[start]
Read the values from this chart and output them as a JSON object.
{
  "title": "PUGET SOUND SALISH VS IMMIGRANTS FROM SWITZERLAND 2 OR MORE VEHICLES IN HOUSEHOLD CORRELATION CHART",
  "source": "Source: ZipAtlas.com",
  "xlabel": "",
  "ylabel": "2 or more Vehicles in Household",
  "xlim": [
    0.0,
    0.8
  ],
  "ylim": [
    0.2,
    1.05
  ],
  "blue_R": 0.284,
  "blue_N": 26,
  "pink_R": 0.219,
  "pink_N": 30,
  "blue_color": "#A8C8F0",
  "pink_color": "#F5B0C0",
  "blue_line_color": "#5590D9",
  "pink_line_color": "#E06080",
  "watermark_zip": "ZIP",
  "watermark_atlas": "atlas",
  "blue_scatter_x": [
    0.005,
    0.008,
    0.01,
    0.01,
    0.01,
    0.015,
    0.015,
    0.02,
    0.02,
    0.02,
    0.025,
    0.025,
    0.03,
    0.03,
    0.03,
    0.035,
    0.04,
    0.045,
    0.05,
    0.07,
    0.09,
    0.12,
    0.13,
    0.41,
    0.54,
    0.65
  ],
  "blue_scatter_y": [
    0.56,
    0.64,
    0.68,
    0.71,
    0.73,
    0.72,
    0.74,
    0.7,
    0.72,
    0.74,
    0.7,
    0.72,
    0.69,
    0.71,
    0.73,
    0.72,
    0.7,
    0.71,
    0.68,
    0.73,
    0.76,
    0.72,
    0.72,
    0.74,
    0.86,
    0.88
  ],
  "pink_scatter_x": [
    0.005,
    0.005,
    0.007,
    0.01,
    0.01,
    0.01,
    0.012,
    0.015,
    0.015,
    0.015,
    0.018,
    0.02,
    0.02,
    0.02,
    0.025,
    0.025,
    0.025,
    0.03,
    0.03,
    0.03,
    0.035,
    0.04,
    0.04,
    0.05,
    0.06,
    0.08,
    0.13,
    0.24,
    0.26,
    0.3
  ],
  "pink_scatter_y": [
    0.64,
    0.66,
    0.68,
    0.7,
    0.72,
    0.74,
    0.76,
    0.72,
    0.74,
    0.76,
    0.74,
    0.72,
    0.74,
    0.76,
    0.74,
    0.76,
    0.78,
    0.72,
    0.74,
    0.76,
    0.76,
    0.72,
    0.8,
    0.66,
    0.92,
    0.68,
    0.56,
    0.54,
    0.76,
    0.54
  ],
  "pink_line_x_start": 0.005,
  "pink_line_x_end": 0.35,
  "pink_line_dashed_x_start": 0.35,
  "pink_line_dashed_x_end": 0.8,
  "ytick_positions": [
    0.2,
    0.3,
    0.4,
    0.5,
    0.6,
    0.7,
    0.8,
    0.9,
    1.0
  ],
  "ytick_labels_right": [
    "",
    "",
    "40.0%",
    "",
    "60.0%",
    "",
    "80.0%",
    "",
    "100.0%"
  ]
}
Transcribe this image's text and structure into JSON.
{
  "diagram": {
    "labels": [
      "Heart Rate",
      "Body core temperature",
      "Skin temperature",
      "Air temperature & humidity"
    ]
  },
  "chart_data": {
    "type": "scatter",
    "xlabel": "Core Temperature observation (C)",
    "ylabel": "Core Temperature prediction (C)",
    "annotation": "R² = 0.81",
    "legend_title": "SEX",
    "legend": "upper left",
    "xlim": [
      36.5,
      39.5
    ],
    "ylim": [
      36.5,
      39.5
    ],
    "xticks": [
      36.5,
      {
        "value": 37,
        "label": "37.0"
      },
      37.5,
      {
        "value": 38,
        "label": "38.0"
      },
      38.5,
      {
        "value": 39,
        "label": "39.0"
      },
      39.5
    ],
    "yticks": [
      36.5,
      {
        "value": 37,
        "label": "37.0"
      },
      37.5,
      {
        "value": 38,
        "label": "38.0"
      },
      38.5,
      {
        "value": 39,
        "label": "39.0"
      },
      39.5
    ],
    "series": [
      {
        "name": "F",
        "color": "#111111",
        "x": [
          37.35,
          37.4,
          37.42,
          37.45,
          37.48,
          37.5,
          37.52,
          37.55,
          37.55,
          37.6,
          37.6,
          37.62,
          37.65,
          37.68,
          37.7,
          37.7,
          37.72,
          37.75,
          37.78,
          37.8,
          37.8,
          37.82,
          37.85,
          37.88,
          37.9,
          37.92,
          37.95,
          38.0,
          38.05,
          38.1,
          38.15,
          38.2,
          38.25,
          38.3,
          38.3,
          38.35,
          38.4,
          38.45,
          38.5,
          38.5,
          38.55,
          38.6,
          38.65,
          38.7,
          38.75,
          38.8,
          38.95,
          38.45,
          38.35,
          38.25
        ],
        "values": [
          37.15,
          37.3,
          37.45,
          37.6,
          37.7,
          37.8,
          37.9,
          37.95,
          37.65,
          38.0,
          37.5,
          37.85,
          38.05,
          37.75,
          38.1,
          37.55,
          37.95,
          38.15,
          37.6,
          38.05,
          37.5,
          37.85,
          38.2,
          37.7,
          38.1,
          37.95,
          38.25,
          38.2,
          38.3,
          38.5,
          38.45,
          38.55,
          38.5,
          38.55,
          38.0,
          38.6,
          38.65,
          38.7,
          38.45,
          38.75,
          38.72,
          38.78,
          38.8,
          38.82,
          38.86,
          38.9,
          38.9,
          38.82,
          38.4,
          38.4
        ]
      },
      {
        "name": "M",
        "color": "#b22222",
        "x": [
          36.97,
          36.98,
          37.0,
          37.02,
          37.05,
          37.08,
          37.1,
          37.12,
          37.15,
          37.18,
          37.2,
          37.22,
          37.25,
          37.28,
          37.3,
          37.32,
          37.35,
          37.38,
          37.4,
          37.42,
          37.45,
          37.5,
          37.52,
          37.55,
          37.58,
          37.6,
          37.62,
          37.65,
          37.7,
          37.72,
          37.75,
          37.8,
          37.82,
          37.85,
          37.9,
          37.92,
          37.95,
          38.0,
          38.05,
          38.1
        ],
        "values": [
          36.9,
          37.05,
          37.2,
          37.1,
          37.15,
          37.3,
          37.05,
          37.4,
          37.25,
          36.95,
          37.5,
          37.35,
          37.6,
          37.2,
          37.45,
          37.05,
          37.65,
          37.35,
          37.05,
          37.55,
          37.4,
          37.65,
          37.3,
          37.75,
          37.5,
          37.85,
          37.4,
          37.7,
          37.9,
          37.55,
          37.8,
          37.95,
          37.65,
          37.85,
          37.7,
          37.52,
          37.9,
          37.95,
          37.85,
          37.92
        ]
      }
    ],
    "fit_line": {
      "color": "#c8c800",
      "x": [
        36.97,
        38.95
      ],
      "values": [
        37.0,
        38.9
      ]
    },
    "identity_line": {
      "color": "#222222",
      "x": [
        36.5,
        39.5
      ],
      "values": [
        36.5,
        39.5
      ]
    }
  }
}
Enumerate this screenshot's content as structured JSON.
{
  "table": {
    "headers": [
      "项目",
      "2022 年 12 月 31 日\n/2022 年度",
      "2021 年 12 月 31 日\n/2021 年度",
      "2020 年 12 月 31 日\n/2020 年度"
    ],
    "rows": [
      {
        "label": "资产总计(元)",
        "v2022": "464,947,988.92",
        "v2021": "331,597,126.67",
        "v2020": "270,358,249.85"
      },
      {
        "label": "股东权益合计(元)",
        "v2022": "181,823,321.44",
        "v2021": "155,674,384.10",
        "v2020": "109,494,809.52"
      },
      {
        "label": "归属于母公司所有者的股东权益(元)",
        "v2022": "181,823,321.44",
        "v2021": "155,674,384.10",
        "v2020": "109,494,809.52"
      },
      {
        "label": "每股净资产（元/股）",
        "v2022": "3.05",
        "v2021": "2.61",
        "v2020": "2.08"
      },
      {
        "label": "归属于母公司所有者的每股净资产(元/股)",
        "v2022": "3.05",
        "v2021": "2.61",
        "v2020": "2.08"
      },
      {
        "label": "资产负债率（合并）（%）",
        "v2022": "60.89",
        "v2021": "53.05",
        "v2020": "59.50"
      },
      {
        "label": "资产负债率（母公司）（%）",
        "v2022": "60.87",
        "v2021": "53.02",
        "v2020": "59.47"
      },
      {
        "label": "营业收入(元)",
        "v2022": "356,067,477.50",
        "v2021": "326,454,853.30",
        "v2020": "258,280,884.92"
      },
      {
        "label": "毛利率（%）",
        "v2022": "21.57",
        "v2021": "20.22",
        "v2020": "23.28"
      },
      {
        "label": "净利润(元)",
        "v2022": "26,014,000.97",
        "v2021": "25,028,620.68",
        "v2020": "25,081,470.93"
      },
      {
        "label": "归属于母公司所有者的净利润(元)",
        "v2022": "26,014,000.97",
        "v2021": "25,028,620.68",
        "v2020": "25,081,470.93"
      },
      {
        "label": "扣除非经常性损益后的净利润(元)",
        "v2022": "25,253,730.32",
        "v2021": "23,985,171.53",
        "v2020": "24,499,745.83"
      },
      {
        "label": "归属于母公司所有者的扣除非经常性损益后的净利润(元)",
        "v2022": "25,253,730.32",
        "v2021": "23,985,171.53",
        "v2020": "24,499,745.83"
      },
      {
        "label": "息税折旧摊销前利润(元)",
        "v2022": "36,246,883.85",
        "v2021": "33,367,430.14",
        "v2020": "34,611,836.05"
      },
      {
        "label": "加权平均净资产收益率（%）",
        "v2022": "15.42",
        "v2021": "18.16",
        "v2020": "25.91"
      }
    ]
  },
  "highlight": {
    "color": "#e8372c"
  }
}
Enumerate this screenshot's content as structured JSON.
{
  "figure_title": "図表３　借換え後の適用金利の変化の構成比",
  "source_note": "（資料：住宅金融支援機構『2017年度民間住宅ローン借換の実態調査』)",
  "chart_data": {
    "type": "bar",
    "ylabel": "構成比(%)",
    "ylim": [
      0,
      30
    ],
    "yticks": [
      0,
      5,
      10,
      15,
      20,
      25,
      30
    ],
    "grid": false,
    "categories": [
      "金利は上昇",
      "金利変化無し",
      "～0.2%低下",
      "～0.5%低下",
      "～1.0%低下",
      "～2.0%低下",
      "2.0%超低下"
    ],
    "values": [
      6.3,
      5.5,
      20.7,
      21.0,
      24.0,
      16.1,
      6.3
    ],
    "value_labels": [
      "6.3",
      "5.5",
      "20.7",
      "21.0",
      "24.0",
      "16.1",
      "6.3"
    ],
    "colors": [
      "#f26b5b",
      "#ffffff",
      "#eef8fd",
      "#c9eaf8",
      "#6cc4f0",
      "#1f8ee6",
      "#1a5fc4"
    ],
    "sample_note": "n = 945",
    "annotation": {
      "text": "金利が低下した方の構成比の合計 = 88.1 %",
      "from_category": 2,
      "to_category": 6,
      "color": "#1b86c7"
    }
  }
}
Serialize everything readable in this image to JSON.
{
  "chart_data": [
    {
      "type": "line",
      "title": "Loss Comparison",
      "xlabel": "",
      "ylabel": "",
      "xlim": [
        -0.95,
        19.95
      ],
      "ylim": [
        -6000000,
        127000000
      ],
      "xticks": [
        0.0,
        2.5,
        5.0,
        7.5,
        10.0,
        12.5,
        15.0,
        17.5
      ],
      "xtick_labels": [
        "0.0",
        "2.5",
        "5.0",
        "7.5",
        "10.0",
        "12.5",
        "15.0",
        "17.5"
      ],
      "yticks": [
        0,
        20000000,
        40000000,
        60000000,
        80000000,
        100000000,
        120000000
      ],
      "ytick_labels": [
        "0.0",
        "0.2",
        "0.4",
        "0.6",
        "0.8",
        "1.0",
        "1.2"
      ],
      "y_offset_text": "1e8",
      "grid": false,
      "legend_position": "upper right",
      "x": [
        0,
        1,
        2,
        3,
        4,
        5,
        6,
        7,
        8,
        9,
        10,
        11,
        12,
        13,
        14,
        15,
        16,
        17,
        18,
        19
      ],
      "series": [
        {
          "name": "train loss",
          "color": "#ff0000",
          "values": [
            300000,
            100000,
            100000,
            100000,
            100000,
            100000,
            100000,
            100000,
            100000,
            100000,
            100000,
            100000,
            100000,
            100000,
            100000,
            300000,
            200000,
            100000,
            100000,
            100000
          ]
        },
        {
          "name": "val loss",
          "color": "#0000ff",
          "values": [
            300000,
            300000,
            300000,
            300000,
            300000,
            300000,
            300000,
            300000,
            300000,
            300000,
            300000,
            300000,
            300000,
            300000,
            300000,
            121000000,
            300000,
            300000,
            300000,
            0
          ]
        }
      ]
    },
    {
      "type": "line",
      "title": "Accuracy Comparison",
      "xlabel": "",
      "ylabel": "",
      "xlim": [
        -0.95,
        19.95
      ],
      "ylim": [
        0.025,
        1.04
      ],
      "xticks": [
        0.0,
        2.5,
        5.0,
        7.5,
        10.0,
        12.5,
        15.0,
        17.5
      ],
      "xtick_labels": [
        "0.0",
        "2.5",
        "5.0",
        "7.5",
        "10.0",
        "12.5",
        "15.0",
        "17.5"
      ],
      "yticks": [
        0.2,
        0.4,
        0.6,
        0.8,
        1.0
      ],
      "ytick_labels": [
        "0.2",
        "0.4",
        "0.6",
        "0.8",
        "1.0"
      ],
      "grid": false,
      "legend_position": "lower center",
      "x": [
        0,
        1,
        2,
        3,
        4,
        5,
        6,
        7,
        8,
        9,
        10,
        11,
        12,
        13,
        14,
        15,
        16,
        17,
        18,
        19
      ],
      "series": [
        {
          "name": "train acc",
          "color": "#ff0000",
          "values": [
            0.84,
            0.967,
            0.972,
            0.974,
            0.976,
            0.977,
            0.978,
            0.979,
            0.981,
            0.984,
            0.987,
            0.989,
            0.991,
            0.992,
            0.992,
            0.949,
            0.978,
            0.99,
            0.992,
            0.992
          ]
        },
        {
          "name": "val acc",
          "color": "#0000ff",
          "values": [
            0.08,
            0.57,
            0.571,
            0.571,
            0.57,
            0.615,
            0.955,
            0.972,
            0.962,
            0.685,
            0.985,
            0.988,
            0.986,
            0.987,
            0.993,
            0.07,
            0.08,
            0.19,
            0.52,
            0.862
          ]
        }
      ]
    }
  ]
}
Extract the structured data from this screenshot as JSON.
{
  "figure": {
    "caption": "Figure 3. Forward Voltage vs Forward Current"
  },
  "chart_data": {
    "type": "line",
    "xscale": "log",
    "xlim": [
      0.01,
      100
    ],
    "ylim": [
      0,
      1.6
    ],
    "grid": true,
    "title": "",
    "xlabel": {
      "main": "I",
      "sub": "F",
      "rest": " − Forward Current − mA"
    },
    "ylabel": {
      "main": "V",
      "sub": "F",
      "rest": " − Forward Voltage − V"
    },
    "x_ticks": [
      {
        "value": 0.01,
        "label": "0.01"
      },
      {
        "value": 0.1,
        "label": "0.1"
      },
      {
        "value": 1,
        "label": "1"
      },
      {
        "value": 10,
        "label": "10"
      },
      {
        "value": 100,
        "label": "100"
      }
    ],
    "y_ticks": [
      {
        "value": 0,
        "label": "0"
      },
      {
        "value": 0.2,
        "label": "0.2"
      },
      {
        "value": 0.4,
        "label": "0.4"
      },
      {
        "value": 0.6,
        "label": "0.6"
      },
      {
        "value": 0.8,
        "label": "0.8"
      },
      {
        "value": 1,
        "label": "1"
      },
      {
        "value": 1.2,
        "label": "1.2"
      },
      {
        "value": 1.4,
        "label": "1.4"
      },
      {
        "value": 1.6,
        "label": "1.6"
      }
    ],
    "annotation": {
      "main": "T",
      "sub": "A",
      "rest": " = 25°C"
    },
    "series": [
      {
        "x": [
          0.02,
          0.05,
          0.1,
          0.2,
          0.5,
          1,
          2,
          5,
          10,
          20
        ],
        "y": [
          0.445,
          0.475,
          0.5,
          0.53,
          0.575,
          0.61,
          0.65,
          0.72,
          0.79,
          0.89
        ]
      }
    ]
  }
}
[end]
Quote only the lines from the line containing "Extract the structured" through the end of the entries, keeping the first and the last.

> Exercise answer
Extract the structured data from this screenshot as JSON.
{
  "figure": {
    "caption": "Figure 3. Forward Voltage vs Forward Current"
  },
  "chart_data": {
    "type": "line",
    "xscale": "log",
    "xlim": [
      0.01,
      100
    ],
    "ylim": [
      0,
      1.6
    ],
    "grid": true,
    "title": "",
    "xlabel": {
      "main": "I",
      "sub": "F",
      "rest": " − Forward Current − mA"
    },
    "ylabel": {
      "main": "V",
      "sub": "F",
      "rest": " − Forward Voltage − V"
    },
    "x_ticks": [
      {
        "value": 0.01,
        "label": "0.01"
      },
      {
        "value": 0.1,
        "label": "0.1"
      },
      {
        "value": 1,
        "label": "1"
      },
      {
        "value": 10,
        "label": "10"
      },
      {
        "value": 100,
        "label": "100"
      }
    ],
    "y_ticks": [
      {
        "value": 0,
        "label": "0"
      },
      {
        "value": 0.2,
        "label": "0.2"
      },
      {
        "value": 0.4,
        "label": "0.4"
      },
      {
        "value": 0.6,
        "label": "0.6"
      },
      {
        "value": 0.8,
        "label": "0.8"
      },
      {
        "value": 1,
        "label": "1"
      },
      {
        "value": 1.2,
        "label": "1.2"
      },
      {
        "value": 1.4,
        "label": "1.4"
      },
      {
        "value": 1.6,
        "label": "1.6"
      }
    ],
    "annotation": {
      "main": "T",
      "sub": "A",
      "rest": " = 25°C"
    },
    "series": [
      {
        "x": [
          0.02,
          0.05,
          0.1,
          0.2,
          0.5,
          1,
          2,
          5,
          10,
          20
        ],
        "y": [
          0.445,
          0.475,
          0.5,
          0.53,
          0.575,
          0.61,
          0.65,
          0.72,
          0.79,
          0.89
        ]
      }
    ]
  }
}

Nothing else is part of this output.